Job:
Transcribe every line exactly and omit anything that is a picture.

Dataset excerpts:
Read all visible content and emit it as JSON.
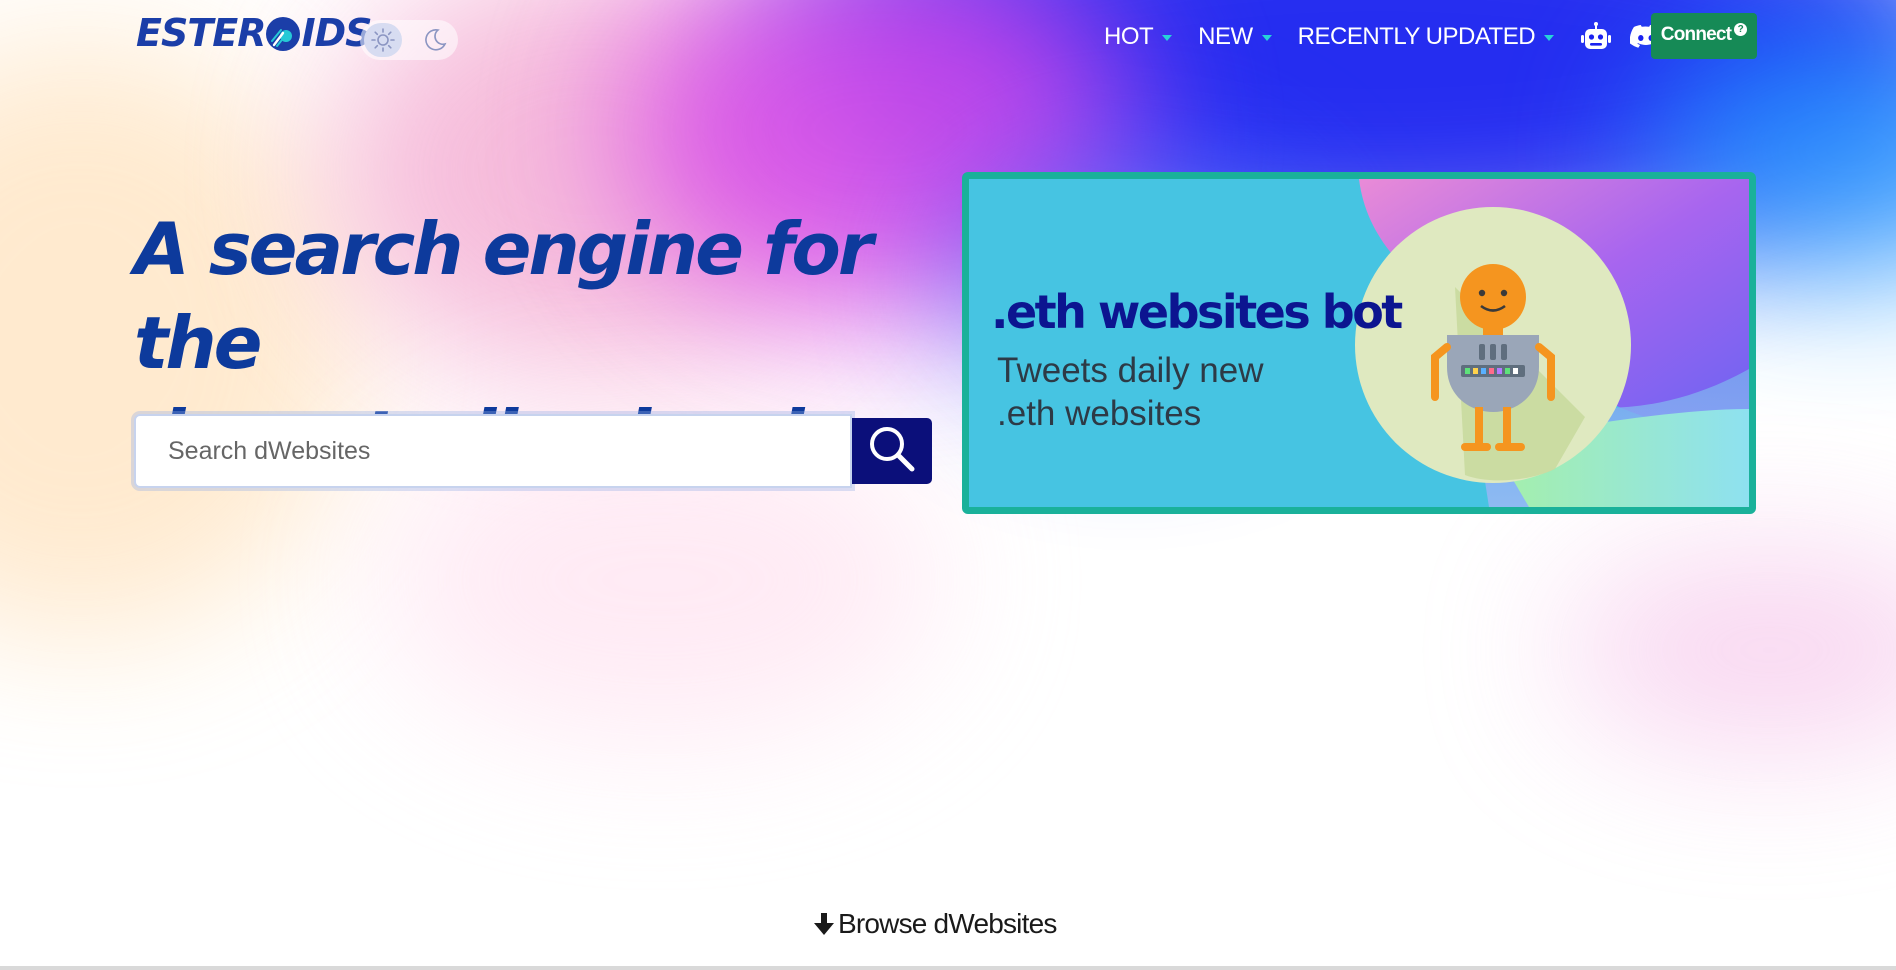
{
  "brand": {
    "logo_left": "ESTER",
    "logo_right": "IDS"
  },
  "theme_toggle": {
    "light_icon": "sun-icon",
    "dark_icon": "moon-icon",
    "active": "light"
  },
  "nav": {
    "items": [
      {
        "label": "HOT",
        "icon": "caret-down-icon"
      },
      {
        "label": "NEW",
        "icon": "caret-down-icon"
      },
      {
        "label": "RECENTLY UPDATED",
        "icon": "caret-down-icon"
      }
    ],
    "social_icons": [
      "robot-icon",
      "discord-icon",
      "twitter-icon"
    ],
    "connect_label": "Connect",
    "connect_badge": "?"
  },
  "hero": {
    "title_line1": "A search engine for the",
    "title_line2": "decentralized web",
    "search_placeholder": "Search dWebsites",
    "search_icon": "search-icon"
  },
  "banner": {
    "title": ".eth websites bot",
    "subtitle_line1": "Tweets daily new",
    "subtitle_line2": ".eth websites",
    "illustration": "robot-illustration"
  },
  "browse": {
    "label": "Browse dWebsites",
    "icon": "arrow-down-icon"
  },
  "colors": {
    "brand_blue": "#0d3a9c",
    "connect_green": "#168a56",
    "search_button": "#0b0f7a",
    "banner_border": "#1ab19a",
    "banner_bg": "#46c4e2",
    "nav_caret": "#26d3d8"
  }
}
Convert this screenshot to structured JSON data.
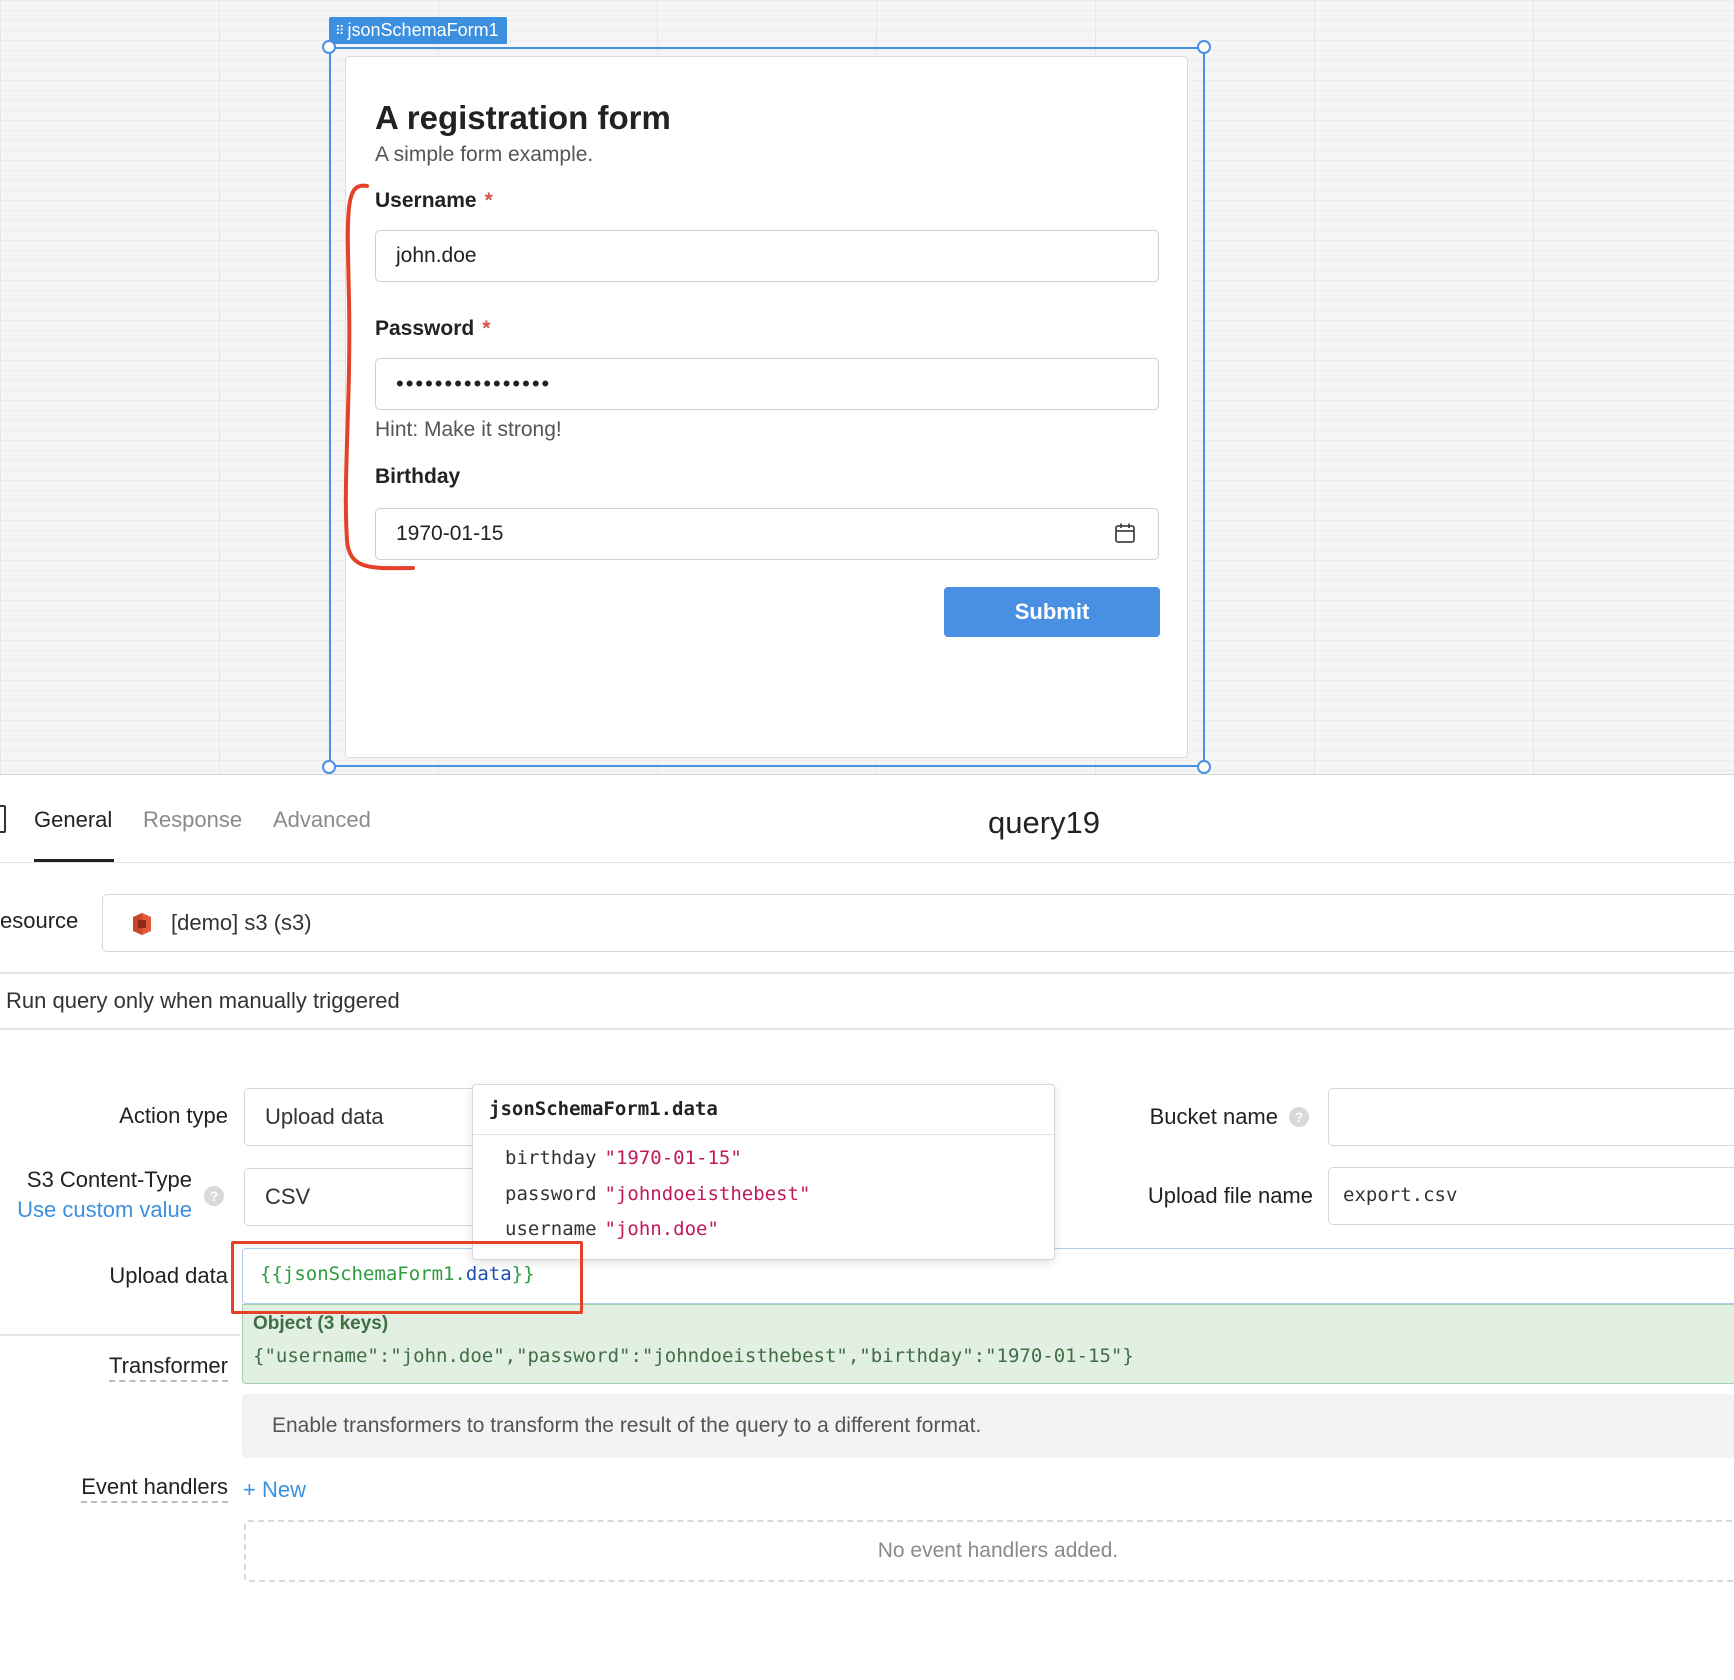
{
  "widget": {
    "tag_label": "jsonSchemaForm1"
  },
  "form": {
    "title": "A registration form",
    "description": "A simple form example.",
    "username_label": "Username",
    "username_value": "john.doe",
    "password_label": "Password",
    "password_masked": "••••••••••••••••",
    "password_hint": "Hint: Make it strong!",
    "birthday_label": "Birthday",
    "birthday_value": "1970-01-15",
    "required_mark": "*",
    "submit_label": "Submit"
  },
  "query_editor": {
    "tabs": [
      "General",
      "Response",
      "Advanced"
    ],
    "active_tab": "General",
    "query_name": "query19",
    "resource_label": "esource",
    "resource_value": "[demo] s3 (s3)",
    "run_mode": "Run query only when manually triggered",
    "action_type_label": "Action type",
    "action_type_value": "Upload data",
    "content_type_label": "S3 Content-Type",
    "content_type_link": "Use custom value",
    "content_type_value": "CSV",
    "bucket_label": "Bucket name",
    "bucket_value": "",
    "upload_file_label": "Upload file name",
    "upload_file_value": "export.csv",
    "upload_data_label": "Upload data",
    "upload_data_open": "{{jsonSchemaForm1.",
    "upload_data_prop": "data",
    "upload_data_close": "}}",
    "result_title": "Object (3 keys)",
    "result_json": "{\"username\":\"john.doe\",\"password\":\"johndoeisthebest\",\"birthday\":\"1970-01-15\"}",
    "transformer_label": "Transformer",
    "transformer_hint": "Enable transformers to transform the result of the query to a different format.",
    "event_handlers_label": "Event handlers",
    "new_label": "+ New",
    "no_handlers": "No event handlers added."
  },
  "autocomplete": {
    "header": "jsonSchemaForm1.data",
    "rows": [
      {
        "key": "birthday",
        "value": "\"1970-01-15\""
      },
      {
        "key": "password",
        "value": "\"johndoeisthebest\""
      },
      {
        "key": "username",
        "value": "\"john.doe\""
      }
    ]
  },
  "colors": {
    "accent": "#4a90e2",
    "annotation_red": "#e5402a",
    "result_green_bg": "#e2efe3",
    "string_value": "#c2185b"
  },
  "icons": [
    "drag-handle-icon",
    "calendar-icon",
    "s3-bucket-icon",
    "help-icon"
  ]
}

Problem solution:
Read all visible content and emit it as JSON.
{
  "brand": {
    "logo_left": "ESTER",
    "logo_right": "IDS"
  },
  "theme_toggle": {
    "light_icon": "sun-icon",
    "dark_icon": "moon-icon",
    "active": "light"
  },
  "nav": {
    "items": [
      {
        "label": "HOT",
        "icon": "caret-down-icon"
      },
      {
        "label": "NEW",
        "icon": "caret-down-icon"
      },
      {
        "label": "RECENTLY UPDATED",
        "icon": "caret-down-icon"
      }
    ],
    "social_icons": [
      "robot-icon",
      "discord-icon",
      "twitter-icon"
    ],
    "connect_label": "Connect",
    "connect_badge": "?"
  },
  "hero": {
    "title_line1": "A search engine for the",
    "title_line2": "decentralized web",
    "search_placeholder": "Search dWebsites",
    "search_icon": "search-icon"
  },
  "banner": {
    "title": ".eth websites bot",
    "subtitle_line1": "Tweets daily new",
    "subtitle_line2": ".eth websites",
    "illustration": "robot-illustration"
  },
  "browse": {
    "label": "Browse dWebsites",
    "icon": "arrow-down-icon"
  },
  "colors": {
    "brand_blue": "#0d3a9c",
    "connect_green": "#168a56",
    "search_button": "#0b0f7a",
    "banner_border": "#1ab19a",
    "banner_bg": "#46c4e2",
    "nav_caret": "#26d3d8"
  }
}
Convert this screenshot to structured JSON data.
{
  "widget": {
    "tag_label": "jsonSchemaForm1"
  },
  "form": {
    "title": "A registration form",
    "description": "A simple form example.",
    "username_label": "Username",
    "username_value": "john.doe",
    "password_label": "Password",
    "password_masked": "••••••••••••••••",
    "password_hint": "Hint: Make it strong!",
    "birthday_label": "Birthday",
    "birthday_value": "1970-01-15",
    "required_mark": "*",
    "submit_label": "Submit"
  },
  "query_editor": {
    "tabs": [
      "General",
      "Response",
      "Advanced"
    ],
    "active_tab": "General",
    "query_name": "query19",
    "resource_label": "esource",
    "resource_value": "[demo] s3 (s3)",
    "run_mode": "Run query only when manually triggered",
    "action_type_label": "Action type",
    "action_type_value": "Upload data",
    "content_type_label": "S3 Content-Type",
    "content_type_link": "Use custom value",
    "content_type_value": "CSV",
    "bucket_label": "Bucket name",
    "bucket_value": "",
    "upload_file_label": "Upload file name",
    "upload_file_value": "export.csv",
    "upload_data_label": "Upload data",
    "upload_data_open": "{{jsonSchemaForm1.",
    "upload_data_prop": "data",
    "upload_data_close": "}}",
    "result_title": "Object (3 keys)",
    "result_json": "{\"username\":\"john.doe\",\"password\":\"johndoeisthebest\",\"birthday\":\"1970-01-15\"}",
    "transformer_label": "Transformer",
    "transformer_hint": "Enable transformers to transform the result of the query to a different format.",
    "event_handlers_label": "Event handlers",
    "new_label": "+ New",
    "no_handlers": "No event handlers added."
  },
  "autocomplete": {
    "header": "jsonSchemaForm1.data",
    "rows": [
      {
        "key": "birthday",
        "value": "\"1970-01-15\""
      },
      {
        "key": "password",
        "value": "\"johndoeisthebest\""
      },
      {
        "key": "username",
        "value": "\"john.doe\""
      }
    ]
  },
  "colors": {
    "accent": "#4a90e2",
    "annotation_red": "#e5402a",
    "result_green_bg": "#e2efe3",
    "string_value": "#c2185b"
  },
  "icons": [
    "drag-handle-icon",
    "calendar-icon",
    "s3-bucket-icon",
    "help-icon"
  ]
}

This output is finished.